▶ _WHAT THIS TASK INVOLVES_
Exactly repeat the material, dropping only the pictures.
>> begin RECORDS FOR THIS EXERCISE
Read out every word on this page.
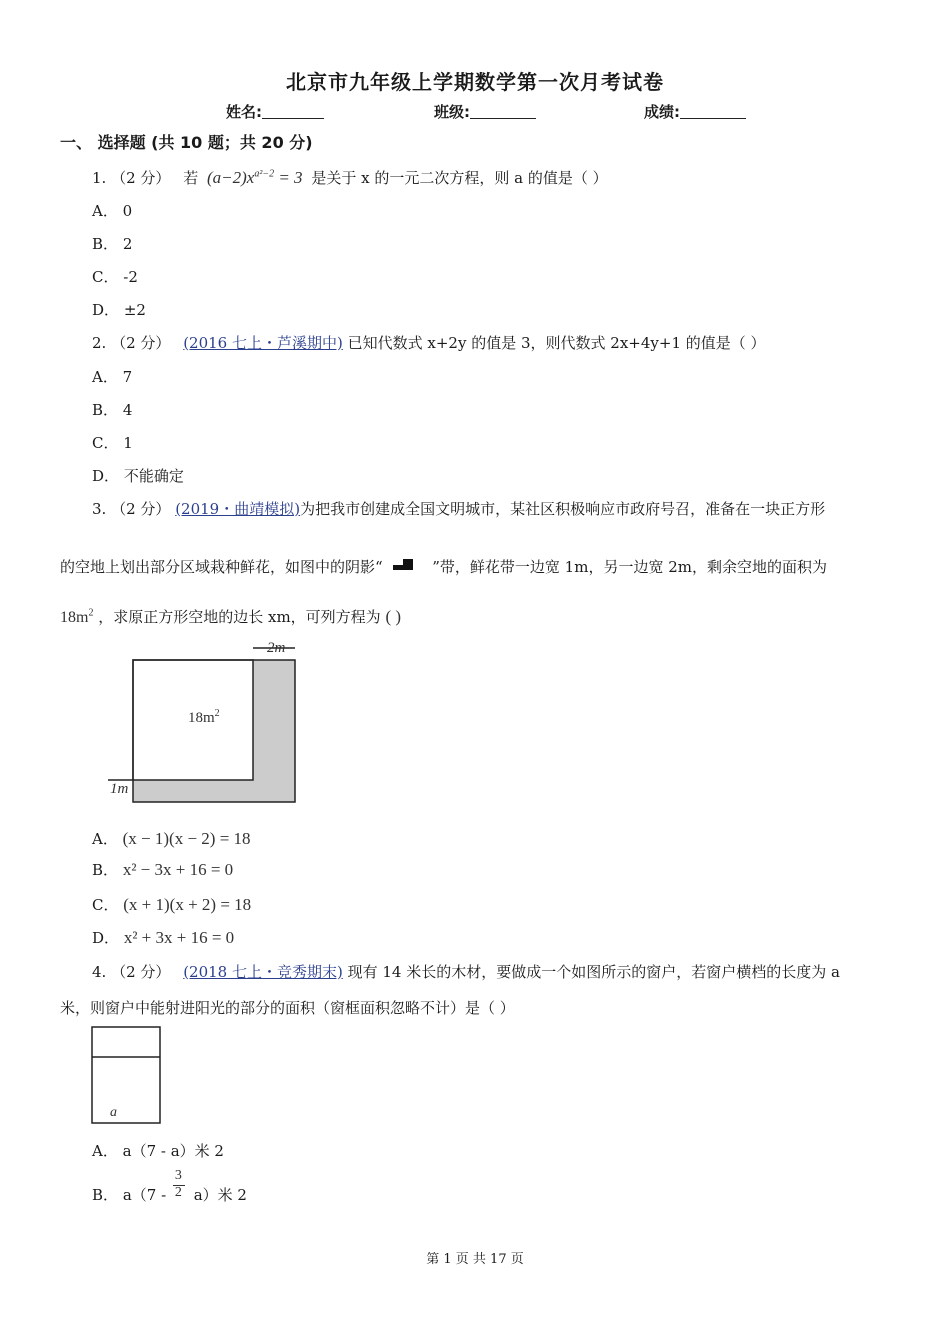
北京市九年级上学期数学第一次月考试卷
姓名:	班级:	成绩:
一、 选择题 (共 10 题；共 20 分)
1. （2 分） 若 $(a-2)x^{a^2-2} = 3$ 是关于 x 的一元二次方程，则 a 的值是（ ）
A． 0
B． 2
C． -2
D． ±2
2. （2 分） (2016 七上・芦溪期中) 已知代数式 x+2y 的值是 3，则代数式 2x+4y+1 的值是（ ）
A． 7
B． 4
C． 1
D． 不能确定
3. （2 分） (2019・曲靖模拟)为把我市创建成全国文明城市，某社区积极响应市政府号召，准备在一块正方形
的空地上划出部分区域栽种鲜花，如图中的阴影“	”带，鲜花带一边宽 1m，另一边宽 2m，剩余空地的面积为
$18m^2$ ，求原正方形空地的边长 xm，可列方程为 ( )
2m
$18m^2$
1m
A． (x − 1)(x − 2) = 18
B． x² − 3x + 16 = 0
C． (x + 1)(x + 2) = 18
D． x² + 3x + 16 = 0
4. （2 分） (2018 七上・竞秀期末) 现有 14 米长的木材，要做成一个如图所示的窗户，若窗户横档的长度为 a
米，则窗户中能射进阳光的部分的面积（窗框面积忽略不计）是（ ）
a
A． a（7 - a）米 2
B． $a(7 - \frac{3}{2} a)$米 2
第 1 页 共 17 页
>> end RECORDS FOR THIS EXERCISE
▶ _RESULT_
Read out every word on this page.
北京市九年级上学期数学第一次月考试卷
姓名:	班级:	成绩:
一、 选择题 (共 10 题；共 20 分)
1. （2 分） 若 $(a-2)x^{a^2-2} = 3$ 是关于 x 的一元二次方程，则 a 的值是（ ）
A． 0
B． 2
C． -2
D． ±2
2. （2 分） (2016 七上・芦溪期中) 已知代数式 x+2y 的值是 3，则代数式 2x+4y+1 的值是（ ）
A． 7
B． 4
C． 1
D． 不能确定
3. （2 分） (2019・曲靖模拟)为把我市创建成全国文明城市，某社区积极响应市政府号召，准备在一块正方形
的空地上划出部分区域栽种鲜花，如图中的阴影“	”带，鲜花带一边宽 1m，另一边宽 2m，剩余空地的面积为
$18m^2$ ，求原正方形空地的边长 xm，可列方程为 ( )
2m
$18m^2$
1m
A． (x − 1)(x − 2) = 18
B． x² − 3x + 16 = 0
C． (x + 1)(x + 2) = 18
D． x² + 3x + 16 = 0
4. （2 分） (2018 七上・竞秀期末) 现有 14 米长的木材，要做成一个如图所示的窗户，若窗户横档的长度为 a
米，则窗户中能射进阳光的部分的面积（窗框面积忽略不计）是（ ）
a
A． a（7 - a）米 2
B． $a(7 - \frac{3}{2} a)$米 2
第 1 页 共 17 页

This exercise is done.